**Stored dataset items:**
□ □ □ □ □

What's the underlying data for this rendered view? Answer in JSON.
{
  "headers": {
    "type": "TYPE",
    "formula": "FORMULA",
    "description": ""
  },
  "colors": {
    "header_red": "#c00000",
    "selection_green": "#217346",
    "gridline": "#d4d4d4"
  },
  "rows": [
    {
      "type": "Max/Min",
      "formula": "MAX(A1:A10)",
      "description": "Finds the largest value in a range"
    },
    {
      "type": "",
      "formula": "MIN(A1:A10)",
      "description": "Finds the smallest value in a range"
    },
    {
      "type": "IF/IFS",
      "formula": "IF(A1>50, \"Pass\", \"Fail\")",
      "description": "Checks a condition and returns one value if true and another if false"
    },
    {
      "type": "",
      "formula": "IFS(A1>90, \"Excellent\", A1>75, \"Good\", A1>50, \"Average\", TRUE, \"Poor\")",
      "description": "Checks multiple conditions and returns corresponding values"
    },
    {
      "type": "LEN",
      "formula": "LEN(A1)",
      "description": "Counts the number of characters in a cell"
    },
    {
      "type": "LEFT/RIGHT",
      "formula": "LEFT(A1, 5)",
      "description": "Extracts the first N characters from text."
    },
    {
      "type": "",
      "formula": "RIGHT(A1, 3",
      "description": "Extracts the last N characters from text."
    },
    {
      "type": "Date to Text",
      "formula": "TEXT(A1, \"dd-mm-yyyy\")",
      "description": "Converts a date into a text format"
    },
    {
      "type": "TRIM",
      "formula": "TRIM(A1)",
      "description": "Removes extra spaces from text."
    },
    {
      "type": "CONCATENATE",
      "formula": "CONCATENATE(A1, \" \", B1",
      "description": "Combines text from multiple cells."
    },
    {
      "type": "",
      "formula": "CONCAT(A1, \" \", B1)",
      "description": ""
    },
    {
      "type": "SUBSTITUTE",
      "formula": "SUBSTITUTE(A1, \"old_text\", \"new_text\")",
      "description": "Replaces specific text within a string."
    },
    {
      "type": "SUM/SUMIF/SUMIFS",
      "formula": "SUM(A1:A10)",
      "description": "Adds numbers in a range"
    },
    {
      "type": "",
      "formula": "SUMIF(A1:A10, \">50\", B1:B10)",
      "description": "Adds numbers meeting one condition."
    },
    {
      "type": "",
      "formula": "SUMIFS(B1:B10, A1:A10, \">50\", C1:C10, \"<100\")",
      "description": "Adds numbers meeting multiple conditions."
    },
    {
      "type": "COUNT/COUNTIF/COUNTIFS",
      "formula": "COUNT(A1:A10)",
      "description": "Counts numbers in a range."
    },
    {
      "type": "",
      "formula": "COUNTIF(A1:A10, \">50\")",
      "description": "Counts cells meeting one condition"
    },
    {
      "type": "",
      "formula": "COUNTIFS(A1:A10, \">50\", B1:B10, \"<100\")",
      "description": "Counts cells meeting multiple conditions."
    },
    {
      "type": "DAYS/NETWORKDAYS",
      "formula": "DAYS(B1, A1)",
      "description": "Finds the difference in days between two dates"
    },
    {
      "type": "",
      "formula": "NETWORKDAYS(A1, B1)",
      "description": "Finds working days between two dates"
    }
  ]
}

□ □ □ □ □

**About this exercise:** Among the lines of the records, copy out each one that contains the word "characters".

**Answer to this exercise:**
      "description": "Counts the number of characters in a cell"
      "description": "Extracts the first N characters from text."
      "description": "Extracts the last N characters from text."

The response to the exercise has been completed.